• **Prompt**
Write out the listing beneath this instruction in its entirety, exactly as it reads.
──────── Task input
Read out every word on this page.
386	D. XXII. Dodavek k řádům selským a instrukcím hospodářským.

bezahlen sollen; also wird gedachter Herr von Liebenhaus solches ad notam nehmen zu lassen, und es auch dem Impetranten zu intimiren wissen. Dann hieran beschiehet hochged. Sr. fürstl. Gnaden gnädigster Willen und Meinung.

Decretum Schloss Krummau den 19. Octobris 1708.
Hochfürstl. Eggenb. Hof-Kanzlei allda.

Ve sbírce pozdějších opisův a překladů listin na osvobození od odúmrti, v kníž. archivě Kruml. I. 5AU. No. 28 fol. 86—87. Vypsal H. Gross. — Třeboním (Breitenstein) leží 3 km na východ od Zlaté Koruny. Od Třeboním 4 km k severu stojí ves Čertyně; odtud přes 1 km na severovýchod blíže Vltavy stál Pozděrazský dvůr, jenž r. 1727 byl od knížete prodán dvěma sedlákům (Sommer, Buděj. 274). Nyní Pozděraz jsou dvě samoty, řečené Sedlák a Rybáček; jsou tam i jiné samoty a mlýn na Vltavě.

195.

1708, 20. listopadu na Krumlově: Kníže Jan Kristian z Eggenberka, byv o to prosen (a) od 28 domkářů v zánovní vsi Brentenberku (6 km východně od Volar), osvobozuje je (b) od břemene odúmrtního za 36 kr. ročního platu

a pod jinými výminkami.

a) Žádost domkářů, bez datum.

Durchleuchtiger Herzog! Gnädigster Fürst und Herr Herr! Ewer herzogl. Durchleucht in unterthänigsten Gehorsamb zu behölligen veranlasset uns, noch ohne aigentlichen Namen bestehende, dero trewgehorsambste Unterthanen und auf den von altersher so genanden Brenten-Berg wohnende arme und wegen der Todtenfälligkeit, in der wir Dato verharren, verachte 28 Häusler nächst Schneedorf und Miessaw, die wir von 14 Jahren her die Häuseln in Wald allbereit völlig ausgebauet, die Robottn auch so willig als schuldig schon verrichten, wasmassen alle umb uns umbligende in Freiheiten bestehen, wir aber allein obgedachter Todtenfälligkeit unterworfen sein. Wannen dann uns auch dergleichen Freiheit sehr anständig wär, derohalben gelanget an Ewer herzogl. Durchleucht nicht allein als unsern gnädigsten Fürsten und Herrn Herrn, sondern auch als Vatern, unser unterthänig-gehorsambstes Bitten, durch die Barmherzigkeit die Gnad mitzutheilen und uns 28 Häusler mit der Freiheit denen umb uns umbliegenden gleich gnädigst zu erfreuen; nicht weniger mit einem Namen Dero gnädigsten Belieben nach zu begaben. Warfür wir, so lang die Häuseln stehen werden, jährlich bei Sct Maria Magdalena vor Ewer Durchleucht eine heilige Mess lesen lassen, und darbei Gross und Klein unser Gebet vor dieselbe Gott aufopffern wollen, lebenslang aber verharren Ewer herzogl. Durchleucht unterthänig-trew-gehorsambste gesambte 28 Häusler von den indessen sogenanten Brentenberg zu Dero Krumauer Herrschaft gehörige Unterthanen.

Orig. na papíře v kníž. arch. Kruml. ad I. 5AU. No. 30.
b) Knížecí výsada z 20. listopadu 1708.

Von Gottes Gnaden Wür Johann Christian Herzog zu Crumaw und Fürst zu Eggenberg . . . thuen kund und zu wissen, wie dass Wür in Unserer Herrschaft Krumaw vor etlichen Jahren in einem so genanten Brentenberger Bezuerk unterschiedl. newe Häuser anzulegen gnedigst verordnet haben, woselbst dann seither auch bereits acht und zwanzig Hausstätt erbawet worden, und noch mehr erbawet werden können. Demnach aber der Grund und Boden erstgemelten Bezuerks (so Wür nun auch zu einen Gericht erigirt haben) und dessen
────────────────
• **The reply**
Read out every word on this page.
386	D. XXII. Dodavek k řádům selským a instrukcím hospodářským.

bezahlen sollen; also wird gedachter Herr von Liebenhaus solches ad notam nehmen zu lassen, und es auch dem Impetranten zu intimiren wissen. Dann hieran beschiehet hochged. Sr. fürstl. Gnaden gnädigster Willen und Meinung.

Decretum Schloss Krummau den 19. Octobris 1708.
Hochfürstl. Eggenb. Hof-Kanzlei allda.

Ve sbírce pozdějších opisův a překladů listin na osvobození od odúmrti, v kníž. archivě Kruml. I. 5AU. No. 28 fol. 86—87. Vypsal H. Gross. — Třeboním (Breitenstein) leží 3 km na východ od Zlaté Koruny. Od Třeboním 4 km k severu stojí ves Čertyně; odtud přes 1 km na severovýchod blíže Vltavy stál Pozděrazský dvůr, jenž r. 1727 byl od knížete prodán dvěma sedlákům (Sommer, Buděj. 274). Nyní Pozděraz jsou dvě samoty, řečené Sedlák a Rybáček; jsou tam i jiné samoty a mlýn na Vltavě.

195.

1708, 20. listopadu na Krumlově: Kníže Jan Kristian z Eggenberka, byv o to prosen (a) od 28 domkářů v zánovní vsi Brentenberku (6 km východně od Volar), osvobozuje je (b) od břemene odúmrtního za 36 kr. ročního platu

a pod jinými výminkami.

a) Žádost domkářů, bez datum.

Durchleuchtiger Herzog! Gnädigster Fürst und Herr Herr! Ewer herzogl. Durchleucht in unterthänigsten Gehorsamb zu behölligen veranlasset uns, noch ohne aigentlichen Namen bestehende, dero trewgehorsambste Unterthanen und auf den von altersher so genanden Brenten-Berg wohnende arme und wegen der Todtenfälligkeit, in der wir Dato verharren, verachte 28 Häusler nächst Schneedorf und Miessaw, die wir von 14 Jahren her die Häuseln in Wald allbereit völlig ausgebauet, die Robottn auch so willig als schuldig schon verrichten, wasmassen alle umb uns umbligende in Freiheiten bestehen, wir aber allein obgedachter Todtenfälligkeit unterworfen sein. Wannen dann uns auch dergleichen Freiheit sehr anständig wär, derohalben gelanget an Ewer herzogl. Durchleucht nicht allein als unsern gnädigsten Fürsten und Herrn Herrn, sondern auch als Vatern, unser unterthänig-gehorsambstes Bitten, durch die Barmherzigkeit die Gnad mitzutheilen und uns 28 Häusler mit der Freiheit denen umb uns umbliegenden gleich gnädigst zu erfreuen; nicht weniger mit einem Namen Dero gnädigsten Belieben nach zu begaben. Warfür wir, so lang die Häuseln stehen werden, jährlich bei Sct Maria Magdalena vor Ewer Durchleucht eine heilige Mess lesen lassen, und darbei Gross und Klein unser Gebet vor dieselbe Gott aufopffern wollen, lebenslang aber verharren Ewer herzogl. Durchleucht unterthänig-trew-gehorsambste gesambte 28 Häusler von den indessen sogenanten Brentenberg zu Dero Krumauer Herrschaft gehörige Unterthanen.

Orig. na papíře v kníž. arch. Kruml. ad I. 5AU. No. 30.
b) Knížecí výsada z 20. listopadu 1708.

Von Gottes Gnaden Wür Johann Christian Herzog zu Crumaw und Fürst zu Eggenberg . . . thuen kund und zu wissen, wie dass Wür in Unserer Herrschaft Krumaw vor etlichen Jahren in einem so genanten Brentenberger Bezuerk unterschiedl. newe Häuser anzulegen gnedigst verordnet haben, woselbst dann seither auch bereits acht und zwanzig Hausstätt erbawet worden, und noch mehr erbawet werden können. Demnach aber der Grund und Boden erstgemelten Bezuerks (so Wür nun auch zu einen Gericht erigirt haben) und dessen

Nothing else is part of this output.